| Problem to solve |
Tell how many lines include the string "laisserez". Answer with a single number.

| Working data |
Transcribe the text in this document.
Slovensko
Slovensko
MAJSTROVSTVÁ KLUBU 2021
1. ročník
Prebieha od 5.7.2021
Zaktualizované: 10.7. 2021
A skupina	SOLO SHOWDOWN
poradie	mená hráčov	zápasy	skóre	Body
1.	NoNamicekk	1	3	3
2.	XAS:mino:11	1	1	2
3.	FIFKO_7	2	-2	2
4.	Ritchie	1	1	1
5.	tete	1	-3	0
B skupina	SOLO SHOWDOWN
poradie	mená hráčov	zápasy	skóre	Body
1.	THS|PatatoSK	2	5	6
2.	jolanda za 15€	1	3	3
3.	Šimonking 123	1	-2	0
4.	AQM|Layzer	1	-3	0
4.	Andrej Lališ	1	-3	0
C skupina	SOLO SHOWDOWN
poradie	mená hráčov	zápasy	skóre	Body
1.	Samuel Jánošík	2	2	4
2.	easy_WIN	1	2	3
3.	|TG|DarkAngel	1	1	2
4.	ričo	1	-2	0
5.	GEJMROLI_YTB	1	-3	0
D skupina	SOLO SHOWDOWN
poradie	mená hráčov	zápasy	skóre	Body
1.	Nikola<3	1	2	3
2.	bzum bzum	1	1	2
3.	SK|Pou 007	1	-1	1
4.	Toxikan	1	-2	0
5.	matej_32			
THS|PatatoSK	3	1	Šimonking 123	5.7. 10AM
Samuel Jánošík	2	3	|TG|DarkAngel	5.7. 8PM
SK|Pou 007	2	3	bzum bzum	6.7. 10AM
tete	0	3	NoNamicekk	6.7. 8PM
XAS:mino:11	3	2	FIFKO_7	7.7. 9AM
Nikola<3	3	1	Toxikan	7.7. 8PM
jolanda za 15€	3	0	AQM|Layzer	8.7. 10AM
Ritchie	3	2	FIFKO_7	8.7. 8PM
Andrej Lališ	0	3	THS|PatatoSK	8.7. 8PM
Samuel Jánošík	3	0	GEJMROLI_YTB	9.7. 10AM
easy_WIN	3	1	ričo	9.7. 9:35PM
==
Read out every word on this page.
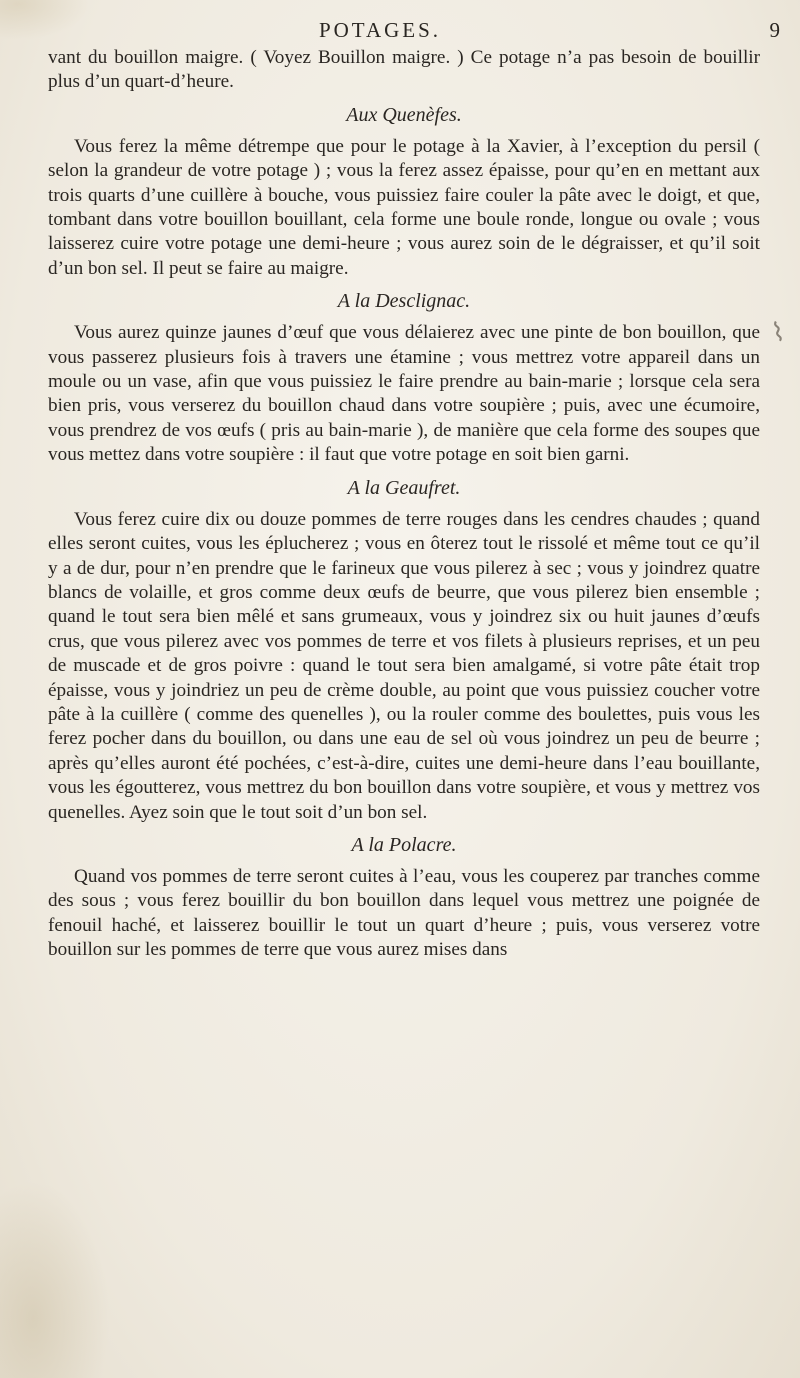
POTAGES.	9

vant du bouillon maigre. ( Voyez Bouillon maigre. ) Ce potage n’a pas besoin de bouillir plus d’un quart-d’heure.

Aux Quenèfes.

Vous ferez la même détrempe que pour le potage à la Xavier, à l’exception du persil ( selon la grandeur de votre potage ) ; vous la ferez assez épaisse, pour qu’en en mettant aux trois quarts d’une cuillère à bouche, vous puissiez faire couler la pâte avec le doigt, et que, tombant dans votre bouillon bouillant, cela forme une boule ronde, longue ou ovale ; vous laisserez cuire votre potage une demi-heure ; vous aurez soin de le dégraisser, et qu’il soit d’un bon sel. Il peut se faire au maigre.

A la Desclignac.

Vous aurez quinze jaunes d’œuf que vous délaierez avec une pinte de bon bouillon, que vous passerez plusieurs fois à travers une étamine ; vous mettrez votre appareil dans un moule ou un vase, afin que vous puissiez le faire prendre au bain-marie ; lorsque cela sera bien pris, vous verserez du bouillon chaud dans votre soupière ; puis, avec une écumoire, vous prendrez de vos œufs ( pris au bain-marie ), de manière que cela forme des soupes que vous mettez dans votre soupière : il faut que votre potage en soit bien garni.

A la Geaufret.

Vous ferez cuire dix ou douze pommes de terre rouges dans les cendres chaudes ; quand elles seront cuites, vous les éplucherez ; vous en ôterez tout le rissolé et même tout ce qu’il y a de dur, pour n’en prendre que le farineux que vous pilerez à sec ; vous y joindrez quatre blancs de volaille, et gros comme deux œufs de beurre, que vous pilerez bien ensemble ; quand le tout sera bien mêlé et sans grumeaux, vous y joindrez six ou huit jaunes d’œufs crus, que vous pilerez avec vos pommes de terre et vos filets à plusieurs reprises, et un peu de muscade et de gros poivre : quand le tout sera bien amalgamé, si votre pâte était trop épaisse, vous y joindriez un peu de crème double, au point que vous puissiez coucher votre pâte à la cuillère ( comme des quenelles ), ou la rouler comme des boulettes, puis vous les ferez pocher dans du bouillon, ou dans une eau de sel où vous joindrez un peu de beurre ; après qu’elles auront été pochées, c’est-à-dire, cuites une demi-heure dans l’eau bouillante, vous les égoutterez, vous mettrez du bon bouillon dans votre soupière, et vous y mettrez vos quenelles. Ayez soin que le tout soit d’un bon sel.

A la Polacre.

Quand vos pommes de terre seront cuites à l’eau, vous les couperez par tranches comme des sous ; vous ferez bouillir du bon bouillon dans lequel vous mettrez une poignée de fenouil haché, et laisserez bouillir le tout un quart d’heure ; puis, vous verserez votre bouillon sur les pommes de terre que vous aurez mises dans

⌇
--
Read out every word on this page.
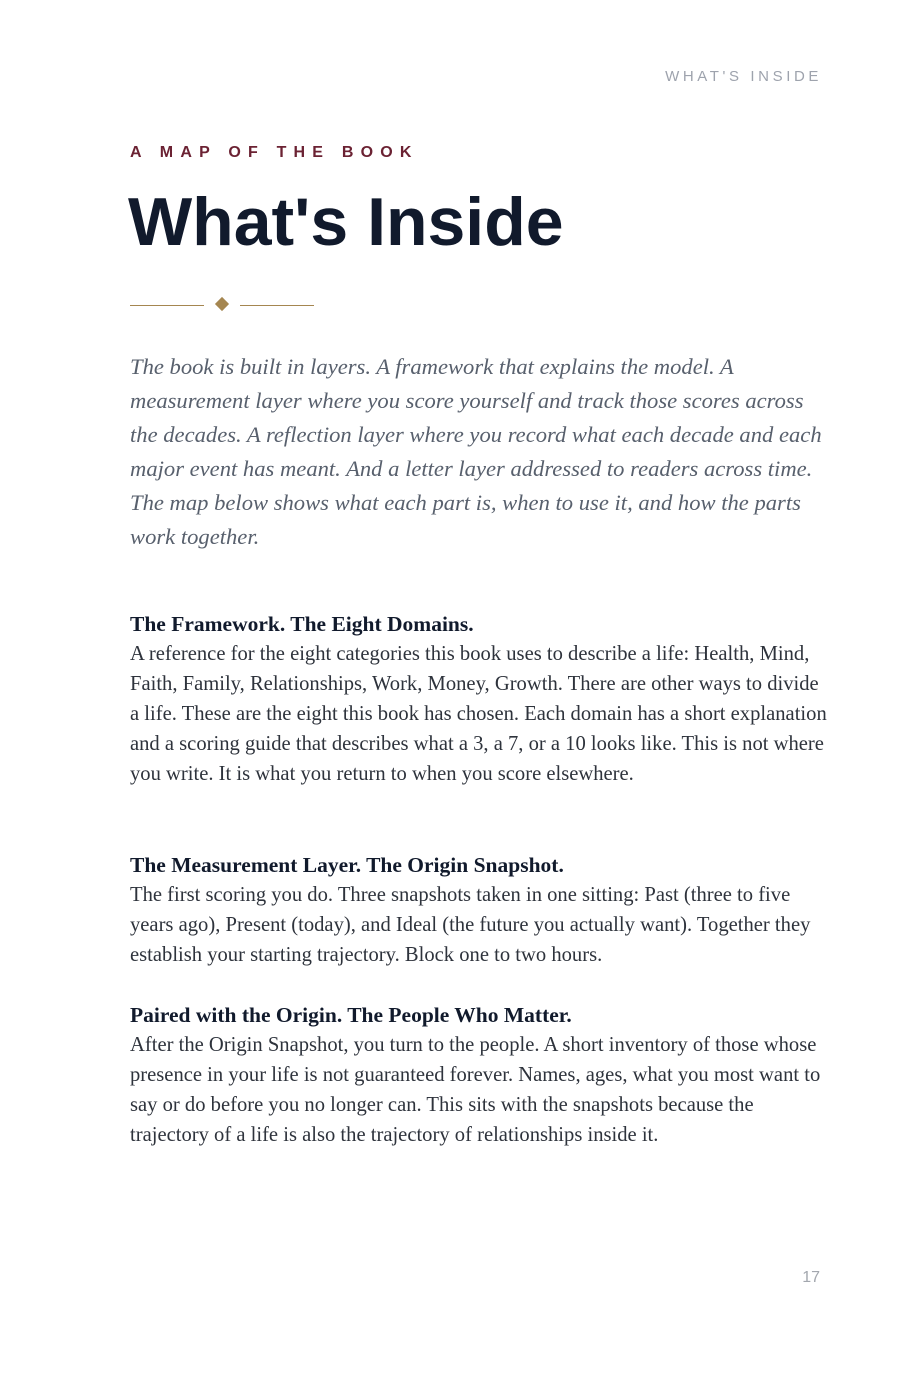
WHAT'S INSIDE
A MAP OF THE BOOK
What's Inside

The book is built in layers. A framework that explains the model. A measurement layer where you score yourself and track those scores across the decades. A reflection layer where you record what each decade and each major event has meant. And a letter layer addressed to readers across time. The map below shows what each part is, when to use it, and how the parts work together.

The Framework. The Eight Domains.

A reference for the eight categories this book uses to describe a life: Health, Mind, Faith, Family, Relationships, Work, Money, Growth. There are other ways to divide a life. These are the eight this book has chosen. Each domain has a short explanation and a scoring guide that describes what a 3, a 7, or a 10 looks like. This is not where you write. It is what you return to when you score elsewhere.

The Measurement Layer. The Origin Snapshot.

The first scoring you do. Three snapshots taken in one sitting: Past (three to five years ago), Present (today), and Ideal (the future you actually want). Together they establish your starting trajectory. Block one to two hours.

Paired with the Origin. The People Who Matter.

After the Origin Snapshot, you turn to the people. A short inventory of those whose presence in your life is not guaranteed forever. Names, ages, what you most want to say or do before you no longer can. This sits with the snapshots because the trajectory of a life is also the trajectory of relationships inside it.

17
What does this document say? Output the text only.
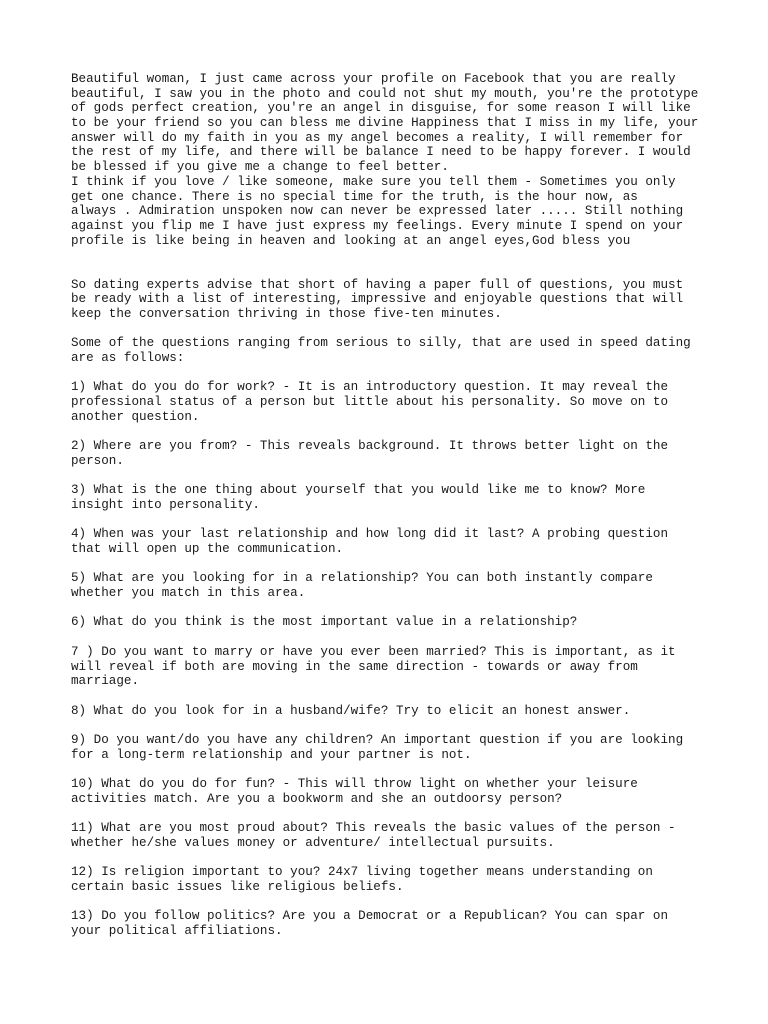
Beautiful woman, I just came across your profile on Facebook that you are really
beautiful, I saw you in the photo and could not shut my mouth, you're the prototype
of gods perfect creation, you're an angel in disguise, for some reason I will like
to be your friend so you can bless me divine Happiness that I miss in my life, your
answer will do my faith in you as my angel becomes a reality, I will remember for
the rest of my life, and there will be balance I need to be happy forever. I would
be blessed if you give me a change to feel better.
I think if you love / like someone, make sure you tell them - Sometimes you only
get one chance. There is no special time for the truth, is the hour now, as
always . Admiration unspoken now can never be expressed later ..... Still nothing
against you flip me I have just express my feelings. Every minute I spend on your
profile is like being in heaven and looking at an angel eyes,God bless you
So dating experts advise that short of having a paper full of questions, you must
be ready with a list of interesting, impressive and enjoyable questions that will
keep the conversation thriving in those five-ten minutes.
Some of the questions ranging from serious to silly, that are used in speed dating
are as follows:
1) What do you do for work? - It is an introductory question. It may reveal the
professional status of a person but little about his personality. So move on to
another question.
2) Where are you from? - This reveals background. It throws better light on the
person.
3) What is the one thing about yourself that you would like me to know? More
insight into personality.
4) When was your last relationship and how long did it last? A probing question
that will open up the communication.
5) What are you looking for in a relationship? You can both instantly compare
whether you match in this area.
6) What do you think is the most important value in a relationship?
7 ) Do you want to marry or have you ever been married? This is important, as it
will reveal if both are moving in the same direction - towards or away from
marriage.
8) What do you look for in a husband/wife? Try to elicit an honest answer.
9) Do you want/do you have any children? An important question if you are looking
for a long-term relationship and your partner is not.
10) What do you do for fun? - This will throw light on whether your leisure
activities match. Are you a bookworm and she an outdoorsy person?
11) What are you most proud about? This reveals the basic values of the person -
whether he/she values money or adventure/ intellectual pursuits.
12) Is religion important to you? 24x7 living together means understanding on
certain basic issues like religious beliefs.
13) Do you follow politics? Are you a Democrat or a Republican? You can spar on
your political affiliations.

| Response to the exercise |
2